__Do this__. Without including any images, reproduce each entry exactly.

+ + + + + + +

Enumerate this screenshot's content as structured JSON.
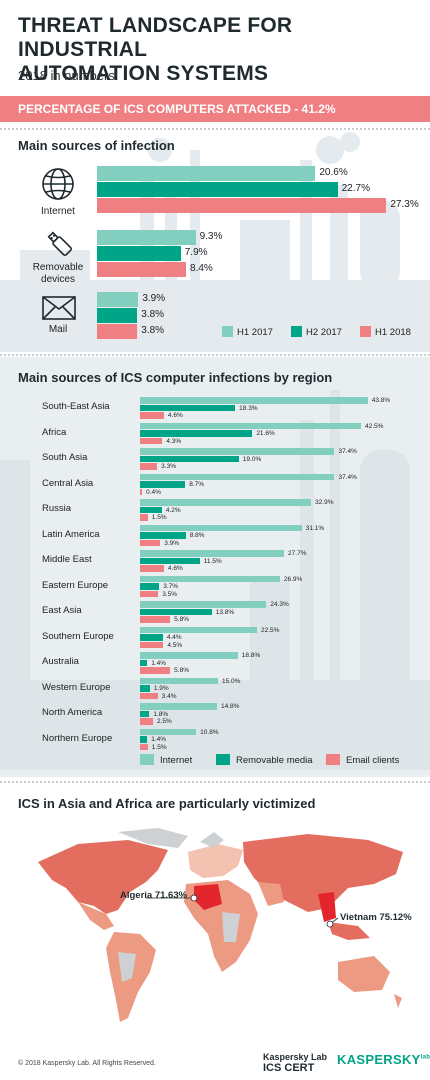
{
  "header": {
    "title_line1": "THREAT LANDSCAPE FOR INDUSTRIAL",
    "title_line2": "AUTOMATION SYSTEMS",
    "subtitle": "2018 in numbers",
    "banner": "PERCENTAGE OF ICS COMPUTERS ATTACKED - 41.2%"
  },
  "colors": {
    "h1_2017": "#82cfc0",
    "h2_2017": "#00a486",
    "h1_2018": "#ef7f81",
    "internet": "#82cfc0",
    "removable": "#00a486",
    "email": "#ef7f81"
  },
  "chart_data": [
    {
      "type": "bar",
      "title": "Main sources of infection",
      "categories": [
        "Internet",
        "Removable devices",
        "Mail"
      ],
      "series": [
        {
          "name": "H1 2017",
          "values": [
            20.6,
            9.3,
            3.9
          ],
          "labels": [
            "20.6%",
            "9.3%",
            "3.9%"
          ]
        },
        {
          "name": "H2 2017",
          "values": [
            22.7,
            7.9,
            3.8
          ],
          "labels": [
            "22.7%",
            "7.9%",
            "3.8%"
          ]
        },
        {
          "name": "H1 2018",
          "values": [
            27.3,
            8.4,
            3.8
          ],
          "labels": [
            "27.3%",
            "8.4%",
            "3.8%"
          ]
        }
      ],
      "category_labels": [
        "Internet",
        "Removable",
        "devices",
        "Mail"
      ],
      "icons": [
        "globe-icon",
        "usb-icon",
        "envelope-icon"
      ]
    },
    {
      "type": "bar",
      "title": "Main sources of ICS computer infections by region",
      "categories": [
        "South-East Asia",
        "Africa",
        "South Asia",
        "Central Asia",
        "Russia",
        "Latin America",
        "Middle East",
        "Eastern Europe",
        "East Asia",
        "Southern Europe",
        "Australia",
        "Western Europe",
        "North America",
        "Northern Europe"
      ],
      "series": [
        {
          "name": "Internet",
          "values": [
            43.8,
            42.5,
            37.4,
            37.4,
            32.9,
            31.1,
            27.7,
            26.9,
            24.3,
            22.5,
            18.8,
            15.0,
            14.8,
            10.8
          ],
          "labels": [
            "43.8%",
            "42.5%",
            "37.4%",
            "37.4%",
            "32.9%",
            "31.1%",
            "27.7%",
            "26.9%",
            "24.3%",
            "22.5%",
            "18.8%",
            "15.0%",
            "14.8%",
            "10.8%"
          ]
        },
        {
          "name": "Removable media",
          "values": [
            18.3,
            21.6,
            19.0,
            8.7,
            4.2,
            8.8,
            11.5,
            3.7,
            13.8,
            4.4,
            1.4,
            1.9,
            1.8,
            1.4
          ],
          "labels": [
            "18.3%",
            "21.6%",
            "19.0%",
            "8.7%",
            "4.2%",
            "8.8%",
            "11.5%",
            "3.7%",
            "13.8%",
            "4.4%",
            "1.4%",
            "1.9%",
            "1.8%",
            "1.4%"
          ]
        },
        {
          "name": "Email clients",
          "values": [
            4.6,
            4.3,
            3.3,
            0.4,
            1.5,
            3.9,
            4.6,
            3.5,
            5.8,
            4.5,
            5.8,
            3.4,
            2.5,
            1.5
          ],
          "labels": [
            "4.6%",
            "4.3%",
            "3.3%",
            "0.4%",
            "1.5%",
            "3.9%",
            "4.6%",
            "3.5%",
            "5.8%",
            "4.5%",
            "5.8%",
            "3.4%",
            "2.5%",
            "1.5%"
          ]
        }
      ]
    }
  ],
  "map": {
    "title": "ICS in Asia and Africa are particularly victimized",
    "callouts": [
      {
        "label": "Algeria 71.63%"
      },
      {
        "label": "Vietnam 75.12%"
      }
    ],
    "colors": {
      "high": "#e36e5f",
      "medium": "#ec9a82",
      "low": "#f3c2b0",
      "nodata": "#cdd1d3",
      "top": "#e3262c"
    }
  },
  "footer": {
    "copyright": "© 2018 Kaspersky Lab. All Rights Reserved.",
    "brand_line1": "Kaspersky Lab",
    "brand_line2": "ICS CERT",
    "logo_text": "KASPERSKY",
    "logo_suffix": "lab"
  }
}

+ + + + + + +

__Solution to this problem__.
Enumerate this screenshot's content as structured JSON.
{
  "header": {
    "title_line1": "THREAT LANDSCAPE FOR INDUSTRIAL",
    "title_line2": "AUTOMATION SYSTEMS",
    "subtitle": "2018 in numbers",
    "banner": "PERCENTAGE OF ICS COMPUTERS ATTACKED - 41.2%"
  },
  "colors": {
    "h1_2017": "#82cfc0",
    "h2_2017": "#00a486",
    "h1_2018": "#ef7f81",
    "internet": "#82cfc0",
    "removable": "#00a486",
    "email": "#ef7f81"
  },
  "chart_data": [
    {
      "type": "bar",
      "title": "Main sources of infection",
      "categories": [
        "Internet",
        "Removable devices",
        "Mail"
      ],
      "series": [
        {
          "name": "H1 2017",
          "values": [
            20.6,
            9.3,
            3.9
          ],
          "labels": [
            "20.6%",
            "9.3%",
            "3.9%"
          ]
        },
        {
          "name": "H2 2017",
          "values": [
            22.7,
            7.9,
            3.8
          ],
          "labels": [
            "22.7%",
            "7.9%",
            "3.8%"
          ]
        },
        {
          "name": "H1 2018",
          "values": [
            27.3,
            8.4,
            3.8
          ],
          "labels": [
            "27.3%",
            "8.4%",
            "3.8%"
          ]
        }
      ],
      "category_labels": [
        "Internet",
        "Removable",
        "devices",
        "Mail"
      ],
      "icons": [
        "globe-icon",
        "usb-icon",
        "envelope-icon"
      ]
    },
    {
      "type": "bar",
      "title": "Main sources of ICS computer infections by region",
      "categories": [
        "South-East Asia",
        "Africa",
        "South Asia",
        "Central Asia",
        "Russia",
        "Latin America",
        "Middle East",
        "Eastern Europe",
        "East Asia",
        "Southern Europe",
        "Australia",
        "Western Europe",
        "North America",
        "Northern Europe"
      ],
      "series": [
        {
          "name": "Internet",
          "values": [
            43.8,
            42.5,
            37.4,
            37.4,
            32.9,
            31.1,
            27.7,
            26.9,
            24.3,
            22.5,
            18.8,
            15.0,
            14.8,
            10.8
          ],
          "labels": [
            "43.8%",
            "42.5%",
            "37.4%",
            "37.4%",
            "32.9%",
            "31.1%",
            "27.7%",
            "26.9%",
            "24.3%",
            "22.5%",
            "18.8%",
            "15.0%",
            "14.8%",
            "10.8%"
          ]
        },
        {
          "name": "Removable media",
          "values": [
            18.3,
            21.6,
            19.0,
            8.7,
            4.2,
            8.8,
            11.5,
            3.7,
            13.8,
            4.4,
            1.4,
            1.9,
            1.8,
            1.4
          ],
          "labels": [
            "18.3%",
            "21.6%",
            "19.0%",
            "8.7%",
            "4.2%",
            "8.8%",
            "11.5%",
            "3.7%",
            "13.8%",
            "4.4%",
            "1.4%",
            "1.9%",
            "1.8%",
            "1.4%"
          ]
        },
        {
          "name": "Email clients",
          "values": [
            4.6,
            4.3,
            3.3,
            0.4,
            1.5,
            3.9,
            4.6,
            3.5,
            5.8,
            4.5,
            5.8,
            3.4,
            2.5,
            1.5
          ],
          "labels": [
            "4.6%",
            "4.3%",
            "3.3%",
            "0.4%",
            "1.5%",
            "3.9%",
            "4.6%",
            "3.5%",
            "5.8%",
            "4.5%",
            "5.8%",
            "3.4%",
            "2.5%",
            "1.5%"
          ]
        }
      ]
    }
  ],
  "map": {
    "title": "ICS in Asia and Africa are particularly victimized",
    "callouts": [
      {
        "label": "Algeria 71.63%"
      },
      {
        "label": "Vietnam 75.12%"
      }
    ],
    "colors": {
      "high": "#e36e5f",
      "medium": "#ec9a82",
      "low": "#f3c2b0",
      "nodata": "#cdd1d3",
      "top": "#e3262c"
    }
  },
  "footer": {
    "copyright": "© 2018 Kaspersky Lab. All Rights Reserved.",
    "brand_line1": "Kaspersky Lab",
    "brand_line2": "ICS CERT",
    "logo_text": "KASPERSKY",
    "logo_suffix": "lab"
  }
}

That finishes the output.